> [Material for this task]:
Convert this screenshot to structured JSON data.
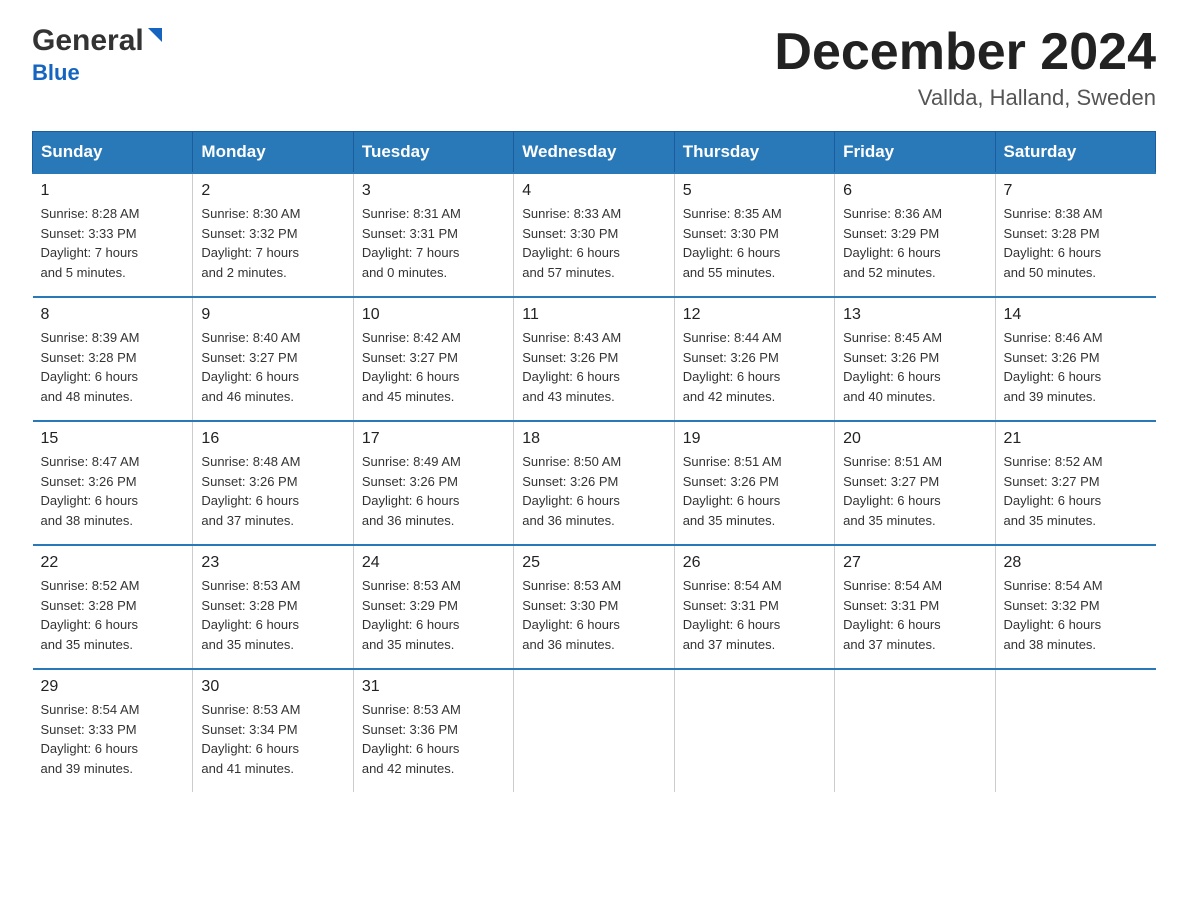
{
  "header": {
    "logo_general": "General",
    "logo_blue": "Blue",
    "month": "December 2024",
    "location": "Vallda, Halland, Sweden"
  },
  "days_of_week": [
    "Sunday",
    "Monday",
    "Tuesday",
    "Wednesday",
    "Thursday",
    "Friday",
    "Saturday"
  ],
  "weeks": [
    [
      {
        "num": "1",
        "sunrise": "8:28 AM",
        "sunset": "3:33 PM",
        "daylight_hours": "7",
        "daylight_minutes": "5"
      },
      {
        "num": "2",
        "sunrise": "8:30 AM",
        "sunset": "3:32 PM",
        "daylight_hours": "7",
        "daylight_minutes": "2"
      },
      {
        "num": "3",
        "sunrise": "8:31 AM",
        "sunset": "3:31 PM",
        "daylight_hours": "7",
        "daylight_minutes": "0"
      },
      {
        "num": "4",
        "sunrise": "8:33 AM",
        "sunset": "3:30 PM",
        "daylight_hours": "6",
        "daylight_minutes": "57"
      },
      {
        "num": "5",
        "sunrise": "8:35 AM",
        "sunset": "3:30 PM",
        "daylight_hours": "6",
        "daylight_minutes": "55"
      },
      {
        "num": "6",
        "sunrise": "8:36 AM",
        "sunset": "3:29 PM",
        "daylight_hours": "6",
        "daylight_minutes": "52"
      },
      {
        "num": "7",
        "sunrise": "8:38 AM",
        "sunset": "3:28 PM",
        "daylight_hours": "6",
        "daylight_minutes": "50"
      }
    ],
    [
      {
        "num": "8",
        "sunrise": "8:39 AM",
        "sunset": "3:28 PM",
        "daylight_hours": "6",
        "daylight_minutes": "48"
      },
      {
        "num": "9",
        "sunrise": "8:40 AM",
        "sunset": "3:27 PM",
        "daylight_hours": "6",
        "daylight_minutes": "46"
      },
      {
        "num": "10",
        "sunrise": "8:42 AM",
        "sunset": "3:27 PM",
        "daylight_hours": "6",
        "daylight_minutes": "45"
      },
      {
        "num": "11",
        "sunrise": "8:43 AM",
        "sunset": "3:26 PM",
        "daylight_hours": "6",
        "daylight_minutes": "43"
      },
      {
        "num": "12",
        "sunrise": "8:44 AM",
        "sunset": "3:26 PM",
        "daylight_hours": "6",
        "daylight_minutes": "42"
      },
      {
        "num": "13",
        "sunrise": "8:45 AM",
        "sunset": "3:26 PM",
        "daylight_hours": "6",
        "daylight_minutes": "40"
      },
      {
        "num": "14",
        "sunrise": "8:46 AM",
        "sunset": "3:26 PM",
        "daylight_hours": "6",
        "daylight_minutes": "39"
      }
    ],
    [
      {
        "num": "15",
        "sunrise": "8:47 AM",
        "sunset": "3:26 PM",
        "daylight_hours": "6",
        "daylight_minutes": "38"
      },
      {
        "num": "16",
        "sunrise": "8:48 AM",
        "sunset": "3:26 PM",
        "daylight_hours": "6",
        "daylight_minutes": "37"
      },
      {
        "num": "17",
        "sunrise": "8:49 AM",
        "sunset": "3:26 PM",
        "daylight_hours": "6",
        "daylight_minutes": "36"
      },
      {
        "num": "18",
        "sunrise": "8:50 AM",
        "sunset": "3:26 PM",
        "daylight_hours": "6",
        "daylight_minutes": "36"
      },
      {
        "num": "19",
        "sunrise": "8:51 AM",
        "sunset": "3:26 PM",
        "daylight_hours": "6",
        "daylight_minutes": "35"
      },
      {
        "num": "20",
        "sunrise": "8:51 AM",
        "sunset": "3:27 PM",
        "daylight_hours": "6",
        "daylight_minutes": "35"
      },
      {
        "num": "21",
        "sunrise": "8:52 AM",
        "sunset": "3:27 PM",
        "daylight_hours": "6",
        "daylight_minutes": "35"
      }
    ],
    [
      {
        "num": "22",
        "sunrise": "8:52 AM",
        "sunset": "3:28 PM",
        "daylight_hours": "6",
        "daylight_minutes": "35"
      },
      {
        "num": "23",
        "sunrise": "8:53 AM",
        "sunset": "3:28 PM",
        "daylight_hours": "6",
        "daylight_minutes": "35"
      },
      {
        "num": "24",
        "sunrise": "8:53 AM",
        "sunset": "3:29 PM",
        "daylight_hours": "6",
        "daylight_minutes": "35"
      },
      {
        "num": "25",
        "sunrise": "8:53 AM",
        "sunset": "3:30 PM",
        "daylight_hours": "6",
        "daylight_minutes": "36"
      },
      {
        "num": "26",
        "sunrise": "8:54 AM",
        "sunset": "3:31 PM",
        "daylight_hours": "6",
        "daylight_minutes": "37"
      },
      {
        "num": "27",
        "sunrise": "8:54 AM",
        "sunset": "3:31 PM",
        "daylight_hours": "6",
        "daylight_minutes": "37"
      },
      {
        "num": "28",
        "sunrise": "8:54 AM",
        "sunset": "3:32 PM",
        "daylight_hours": "6",
        "daylight_minutes": "38"
      }
    ],
    [
      {
        "num": "29",
        "sunrise": "8:54 AM",
        "sunset": "3:33 PM",
        "daylight_hours": "6",
        "daylight_minutes": "39"
      },
      {
        "num": "30",
        "sunrise": "8:53 AM",
        "sunset": "3:34 PM",
        "daylight_hours": "6",
        "daylight_minutes": "41"
      },
      {
        "num": "31",
        "sunrise": "8:53 AM",
        "sunset": "3:36 PM",
        "daylight_hours": "6",
        "daylight_minutes": "42"
      },
      null,
      null,
      null,
      null
    ]
  ],
  "labels": {
    "sunrise": "Sunrise:",
    "sunset": "Sunset:",
    "daylight": "Daylight:",
    "hours_suffix": "hours",
    "and": "and",
    "minutes_suffix": "minutes."
  }
}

> [Objective]:
Repeat each line of the records above exactly, but do not copy the pictures.

> [Completed exercise]:
Convert this screenshot to structured JSON data.
{
  "header": {
    "logo_general": "General",
    "logo_blue": "Blue",
    "month": "December 2024",
    "location": "Vallda, Halland, Sweden"
  },
  "days_of_week": [
    "Sunday",
    "Monday",
    "Tuesday",
    "Wednesday",
    "Thursday",
    "Friday",
    "Saturday"
  ],
  "weeks": [
    [
      {
        "num": "1",
        "sunrise": "8:28 AM",
        "sunset": "3:33 PM",
        "daylight_hours": "7",
        "daylight_minutes": "5"
      },
      {
        "num": "2",
        "sunrise": "8:30 AM",
        "sunset": "3:32 PM",
        "daylight_hours": "7",
        "daylight_minutes": "2"
      },
      {
        "num": "3",
        "sunrise": "8:31 AM",
        "sunset": "3:31 PM",
        "daylight_hours": "7",
        "daylight_minutes": "0"
      },
      {
        "num": "4",
        "sunrise": "8:33 AM",
        "sunset": "3:30 PM",
        "daylight_hours": "6",
        "daylight_minutes": "57"
      },
      {
        "num": "5",
        "sunrise": "8:35 AM",
        "sunset": "3:30 PM",
        "daylight_hours": "6",
        "daylight_minutes": "55"
      },
      {
        "num": "6",
        "sunrise": "8:36 AM",
        "sunset": "3:29 PM",
        "daylight_hours": "6",
        "daylight_minutes": "52"
      },
      {
        "num": "7",
        "sunrise": "8:38 AM",
        "sunset": "3:28 PM",
        "daylight_hours": "6",
        "daylight_minutes": "50"
      }
    ],
    [
      {
        "num": "8",
        "sunrise": "8:39 AM",
        "sunset": "3:28 PM",
        "daylight_hours": "6",
        "daylight_minutes": "48"
      },
      {
        "num": "9",
        "sunrise": "8:40 AM",
        "sunset": "3:27 PM",
        "daylight_hours": "6",
        "daylight_minutes": "46"
      },
      {
        "num": "10",
        "sunrise": "8:42 AM",
        "sunset": "3:27 PM",
        "daylight_hours": "6",
        "daylight_minutes": "45"
      },
      {
        "num": "11",
        "sunrise": "8:43 AM",
        "sunset": "3:26 PM",
        "daylight_hours": "6",
        "daylight_minutes": "43"
      },
      {
        "num": "12",
        "sunrise": "8:44 AM",
        "sunset": "3:26 PM",
        "daylight_hours": "6",
        "daylight_minutes": "42"
      },
      {
        "num": "13",
        "sunrise": "8:45 AM",
        "sunset": "3:26 PM",
        "daylight_hours": "6",
        "daylight_minutes": "40"
      },
      {
        "num": "14",
        "sunrise": "8:46 AM",
        "sunset": "3:26 PM",
        "daylight_hours": "6",
        "daylight_minutes": "39"
      }
    ],
    [
      {
        "num": "15",
        "sunrise": "8:47 AM",
        "sunset": "3:26 PM",
        "daylight_hours": "6",
        "daylight_minutes": "38"
      },
      {
        "num": "16",
        "sunrise": "8:48 AM",
        "sunset": "3:26 PM",
        "daylight_hours": "6",
        "daylight_minutes": "37"
      },
      {
        "num": "17",
        "sunrise": "8:49 AM",
        "sunset": "3:26 PM",
        "daylight_hours": "6",
        "daylight_minutes": "36"
      },
      {
        "num": "18",
        "sunrise": "8:50 AM",
        "sunset": "3:26 PM",
        "daylight_hours": "6",
        "daylight_minutes": "36"
      },
      {
        "num": "19",
        "sunrise": "8:51 AM",
        "sunset": "3:26 PM",
        "daylight_hours": "6",
        "daylight_minutes": "35"
      },
      {
        "num": "20",
        "sunrise": "8:51 AM",
        "sunset": "3:27 PM",
        "daylight_hours": "6",
        "daylight_minutes": "35"
      },
      {
        "num": "21",
        "sunrise": "8:52 AM",
        "sunset": "3:27 PM",
        "daylight_hours": "6",
        "daylight_minutes": "35"
      }
    ],
    [
      {
        "num": "22",
        "sunrise": "8:52 AM",
        "sunset": "3:28 PM",
        "daylight_hours": "6",
        "daylight_minutes": "35"
      },
      {
        "num": "23",
        "sunrise": "8:53 AM",
        "sunset": "3:28 PM",
        "daylight_hours": "6",
        "daylight_minutes": "35"
      },
      {
        "num": "24",
        "sunrise": "8:53 AM",
        "sunset": "3:29 PM",
        "daylight_hours": "6",
        "daylight_minutes": "35"
      },
      {
        "num": "25",
        "sunrise": "8:53 AM",
        "sunset": "3:30 PM",
        "daylight_hours": "6",
        "daylight_minutes": "36"
      },
      {
        "num": "26",
        "sunrise": "8:54 AM",
        "sunset": "3:31 PM",
        "daylight_hours": "6",
        "daylight_minutes": "37"
      },
      {
        "num": "27",
        "sunrise": "8:54 AM",
        "sunset": "3:31 PM",
        "daylight_hours": "6",
        "daylight_minutes": "37"
      },
      {
        "num": "28",
        "sunrise": "8:54 AM",
        "sunset": "3:32 PM",
        "daylight_hours": "6",
        "daylight_minutes": "38"
      }
    ],
    [
      {
        "num": "29",
        "sunrise": "8:54 AM",
        "sunset": "3:33 PM",
        "daylight_hours": "6",
        "daylight_minutes": "39"
      },
      {
        "num": "30",
        "sunrise": "8:53 AM",
        "sunset": "3:34 PM",
        "daylight_hours": "6",
        "daylight_minutes": "41"
      },
      {
        "num": "31",
        "sunrise": "8:53 AM",
        "sunset": "3:36 PM",
        "daylight_hours": "6",
        "daylight_minutes": "42"
      },
      null,
      null,
      null,
      null
    ]
  ],
  "labels": {
    "sunrise": "Sunrise:",
    "sunset": "Sunset:",
    "daylight": "Daylight:",
    "hours_suffix": "hours",
    "and": "and",
    "minutes_suffix": "minutes."
  }
}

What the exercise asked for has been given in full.